→ **DATASET RECORDS**
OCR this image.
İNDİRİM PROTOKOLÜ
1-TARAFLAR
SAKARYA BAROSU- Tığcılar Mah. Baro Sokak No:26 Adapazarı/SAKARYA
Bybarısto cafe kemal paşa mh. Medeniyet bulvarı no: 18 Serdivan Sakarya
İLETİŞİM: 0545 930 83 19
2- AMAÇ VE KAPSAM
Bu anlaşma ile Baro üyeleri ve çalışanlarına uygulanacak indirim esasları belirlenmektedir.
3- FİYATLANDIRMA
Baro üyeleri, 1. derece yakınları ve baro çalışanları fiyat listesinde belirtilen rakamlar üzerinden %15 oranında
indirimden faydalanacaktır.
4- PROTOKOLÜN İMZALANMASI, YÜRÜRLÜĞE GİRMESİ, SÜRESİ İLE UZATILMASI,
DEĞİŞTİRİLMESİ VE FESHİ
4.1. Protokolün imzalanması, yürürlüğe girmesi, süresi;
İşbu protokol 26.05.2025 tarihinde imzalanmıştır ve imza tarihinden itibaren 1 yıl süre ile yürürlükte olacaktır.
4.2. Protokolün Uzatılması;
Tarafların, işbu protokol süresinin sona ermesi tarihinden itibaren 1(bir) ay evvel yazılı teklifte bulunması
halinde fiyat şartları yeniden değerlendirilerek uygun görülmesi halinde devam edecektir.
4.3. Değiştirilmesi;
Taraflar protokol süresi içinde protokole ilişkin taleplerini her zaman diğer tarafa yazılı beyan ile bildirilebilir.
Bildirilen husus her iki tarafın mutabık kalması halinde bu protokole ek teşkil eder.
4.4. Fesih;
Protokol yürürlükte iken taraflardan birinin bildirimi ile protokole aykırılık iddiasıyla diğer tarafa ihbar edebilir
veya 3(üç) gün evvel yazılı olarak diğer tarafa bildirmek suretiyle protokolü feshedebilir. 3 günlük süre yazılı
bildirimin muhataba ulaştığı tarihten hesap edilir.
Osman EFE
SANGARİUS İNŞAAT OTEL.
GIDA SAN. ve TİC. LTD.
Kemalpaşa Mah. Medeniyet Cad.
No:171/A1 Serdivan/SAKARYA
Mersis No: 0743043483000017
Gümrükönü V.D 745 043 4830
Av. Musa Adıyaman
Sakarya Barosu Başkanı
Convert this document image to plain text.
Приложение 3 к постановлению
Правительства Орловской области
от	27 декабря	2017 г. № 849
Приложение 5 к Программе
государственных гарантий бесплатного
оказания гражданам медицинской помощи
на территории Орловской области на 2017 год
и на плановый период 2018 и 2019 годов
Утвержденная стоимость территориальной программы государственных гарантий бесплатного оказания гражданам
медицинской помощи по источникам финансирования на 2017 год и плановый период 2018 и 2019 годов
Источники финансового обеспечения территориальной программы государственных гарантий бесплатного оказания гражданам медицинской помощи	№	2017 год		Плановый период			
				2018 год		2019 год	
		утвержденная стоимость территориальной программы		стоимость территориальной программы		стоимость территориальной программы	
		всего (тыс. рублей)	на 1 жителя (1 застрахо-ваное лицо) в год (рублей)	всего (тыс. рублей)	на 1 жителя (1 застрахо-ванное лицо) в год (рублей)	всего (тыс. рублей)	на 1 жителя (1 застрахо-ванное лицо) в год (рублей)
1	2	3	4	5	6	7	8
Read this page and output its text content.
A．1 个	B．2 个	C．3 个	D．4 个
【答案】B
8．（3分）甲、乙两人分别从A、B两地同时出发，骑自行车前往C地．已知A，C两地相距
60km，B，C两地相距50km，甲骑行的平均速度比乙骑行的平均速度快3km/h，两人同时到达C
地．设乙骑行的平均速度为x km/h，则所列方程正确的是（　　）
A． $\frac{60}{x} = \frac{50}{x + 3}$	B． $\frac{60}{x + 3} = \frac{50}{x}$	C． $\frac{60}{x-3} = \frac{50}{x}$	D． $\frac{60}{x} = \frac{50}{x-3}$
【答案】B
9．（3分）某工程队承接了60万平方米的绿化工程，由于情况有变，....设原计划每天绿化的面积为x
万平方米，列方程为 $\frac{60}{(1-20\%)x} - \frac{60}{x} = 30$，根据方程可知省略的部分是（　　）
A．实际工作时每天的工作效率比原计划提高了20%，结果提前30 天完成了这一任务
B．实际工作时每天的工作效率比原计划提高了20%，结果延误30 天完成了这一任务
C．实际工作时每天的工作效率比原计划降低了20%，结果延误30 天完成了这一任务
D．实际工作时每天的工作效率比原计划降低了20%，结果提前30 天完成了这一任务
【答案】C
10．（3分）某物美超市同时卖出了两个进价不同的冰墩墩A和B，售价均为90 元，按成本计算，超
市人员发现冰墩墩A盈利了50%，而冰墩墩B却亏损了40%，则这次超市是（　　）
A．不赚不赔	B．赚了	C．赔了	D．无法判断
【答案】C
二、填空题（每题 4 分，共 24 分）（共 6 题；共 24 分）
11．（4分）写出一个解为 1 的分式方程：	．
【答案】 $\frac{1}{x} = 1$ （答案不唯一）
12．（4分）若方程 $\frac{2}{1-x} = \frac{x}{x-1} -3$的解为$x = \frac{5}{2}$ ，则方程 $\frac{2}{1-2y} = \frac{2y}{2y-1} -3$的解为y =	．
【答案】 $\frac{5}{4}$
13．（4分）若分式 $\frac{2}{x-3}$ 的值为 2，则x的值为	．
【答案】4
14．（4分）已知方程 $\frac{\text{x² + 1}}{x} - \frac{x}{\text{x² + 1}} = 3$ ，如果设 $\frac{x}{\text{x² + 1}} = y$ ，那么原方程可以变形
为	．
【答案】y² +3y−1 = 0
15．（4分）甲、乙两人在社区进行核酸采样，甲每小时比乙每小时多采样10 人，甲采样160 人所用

→ **WHAT THIS TASK INVOLVES**
Provide an exact reproduction of all the entries shown above.

→ **CORRECT RESULT**
OCR this image.
İNDİRİM PROTOKOLÜ
1-TARAFLAR
SAKARYA BAROSU- Tığcılar Mah. Baro Sokak No:26 Adapazarı/SAKARYA
Bybarısto cafe kemal paşa mh. Medeniyet bulvarı no: 18 Serdivan Sakarya
İLETİŞİM: 0545 930 83 19
2- AMAÇ VE KAPSAM
Bu anlaşma ile Baro üyeleri ve çalışanlarına uygulanacak indirim esasları belirlenmektedir.
3- FİYATLANDIRMA
Baro üyeleri, 1. derece yakınları ve baro çalışanları fiyat listesinde belirtilen rakamlar üzerinden %15 oranında
indirimden faydalanacaktır.
4- PROTOKOLÜN İMZALANMASI, YÜRÜRLÜĞE GİRMESİ, SÜRESİ İLE UZATILMASI,
DEĞİŞTİRİLMESİ VE FESHİ
4.1. Protokolün imzalanması, yürürlüğe girmesi, süresi;
İşbu protokol 26.05.2025 tarihinde imzalanmıştır ve imza tarihinden itibaren 1 yıl süre ile yürürlükte olacaktır.
4.2. Protokolün Uzatılması;
Tarafların, işbu protokol süresinin sona ermesi tarihinden itibaren 1(bir) ay evvel yazılı teklifte bulunması
halinde fiyat şartları yeniden değerlendirilerek uygun görülmesi halinde devam edecektir.
4.3. Değiştirilmesi;
Taraflar protokol süresi içinde protokole ilişkin taleplerini her zaman diğer tarafa yazılı beyan ile bildirilebilir.
Bildirilen husus her iki tarafın mutabık kalması halinde bu protokole ek teşkil eder.
4.4. Fesih;
Protokol yürürlükte iken taraflardan birinin bildirimi ile protokole aykırılık iddiasıyla diğer tarafa ihbar edebilir
veya 3(üç) gün evvel yazılı olarak diğer tarafa bildirmek suretiyle protokolü feshedebilir. 3 günlük süre yazılı
bildirimin muhataba ulaştığı tarihten hesap edilir.
Osman EFE
SANGARİUS İNŞAAT OTEL.
GIDA SAN. ve TİC. LTD.
Kemalpaşa Mah. Medeniyet Cad.
No:171/A1 Serdivan/SAKARYA
Mersis No: 0743043483000017
Gümrükönü V.D 745 043 4830
Av. Musa Adıyaman
Sakarya Barosu Başkanı
Convert this document image to plain text.
Приложение 3 к постановлению
Правительства Орловской области
от	27 декабря	2017 г. № 849
Приложение 5 к Программе
государственных гарантий бесплатного
оказания гражданам медицинской помощи
на территории Орловской области на 2017 год
и на плановый период 2018 и 2019 годов
Утвержденная стоимость территориальной программы государственных гарантий бесплатного оказания гражданам
медицинской помощи по источникам финансирования на 2017 год и плановый период 2018 и 2019 годов
Источники финансового обеспечения территориальной программы государственных гарантий бесплатного оказания гражданам медицинской помощи	№	2017 год		Плановый период			
				2018 год		2019 год	
		утвержденная стоимость территориальной программы		стоимость территориальной программы		стоимость территориальной программы	
		всего (тыс. рублей)	на 1 жителя (1 застрахо-ваное лицо) в год (рублей)	всего (тыс. рублей)	на 1 жителя (1 застрахо-ванное лицо) в год (рублей)	всего (тыс. рублей)	на 1 жителя (1 застрахо-ванное лицо) в год (рублей)
1	2	3	4	5	6	7	8
Read this page and output its text content.
A．1 个	B．2 个	C．3 个	D．4 个
【答案】B
8．（3分）甲、乙两人分别从A、B两地同时出发，骑自行车前往C地．已知A，C两地相距
60km，B，C两地相距50km，甲骑行的平均速度比乙骑行的平均速度快3km/h，两人同时到达C
地．设乙骑行的平均速度为x km/h，则所列方程正确的是（　　）
A． $\frac{60}{x} = \frac{50}{x + 3}$	B． $\frac{60}{x + 3} = \frac{50}{x}$	C． $\frac{60}{x-3} = \frac{50}{x}$	D． $\frac{60}{x} = \frac{50}{x-3}$
【答案】B
9．（3分）某工程队承接了60万平方米的绿化工程，由于情况有变，....设原计划每天绿化的面积为x
万平方米，列方程为 $\frac{60}{(1-20\%)x} - \frac{60}{x} = 30$，根据方程可知省略的部分是（　　）
A．实际工作时每天的工作效率比原计划提高了20%，结果提前30 天完成了这一任务
B．实际工作时每天的工作效率比原计划提高了20%，结果延误30 天完成了这一任务
C．实际工作时每天的工作效率比原计划降低了20%，结果延误30 天完成了这一任务
D．实际工作时每天的工作效率比原计划降低了20%，结果提前30 天完成了这一任务
【答案】C
10．（3分）某物美超市同时卖出了两个进价不同的冰墩墩A和B，售价均为90 元，按成本计算，超
市人员发现冰墩墩A盈利了50%，而冰墩墩B却亏损了40%，则这次超市是（　　）
A．不赚不赔	B．赚了	C．赔了	D．无法判断
【答案】C
二、填空题（每题 4 分，共 24 分）（共 6 题；共 24 分）
11．（4分）写出一个解为 1 的分式方程：	．
【答案】 $\frac{1}{x} = 1$ （答案不唯一）
12．（4分）若方程 $\frac{2}{1-x} = \frac{x}{x-1} -3$的解为$x = \frac{5}{2}$ ，则方程 $\frac{2}{1-2y} = \frac{2y}{2y-1} -3$的解为y =	．
【答案】 $\frac{5}{4}$
13．（4分）若分式 $\frac{2}{x-3}$ 的值为 2，则x的值为	．
【答案】4
14．（4分）已知方程 $\frac{\text{x² + 1}}{x} - \frac{x}{\text{x² + 1}} = 3$ ，如果设 $\frac{x}{\text{x² + 1}} = y$ ，那么原方程可以变形
为	．
【答案】y² +3y−1 = 0
15．（4分）甲、乙两人在社区进行核酸采样，甲每小时比乙每小时多采样10 人，甲采样160 人所用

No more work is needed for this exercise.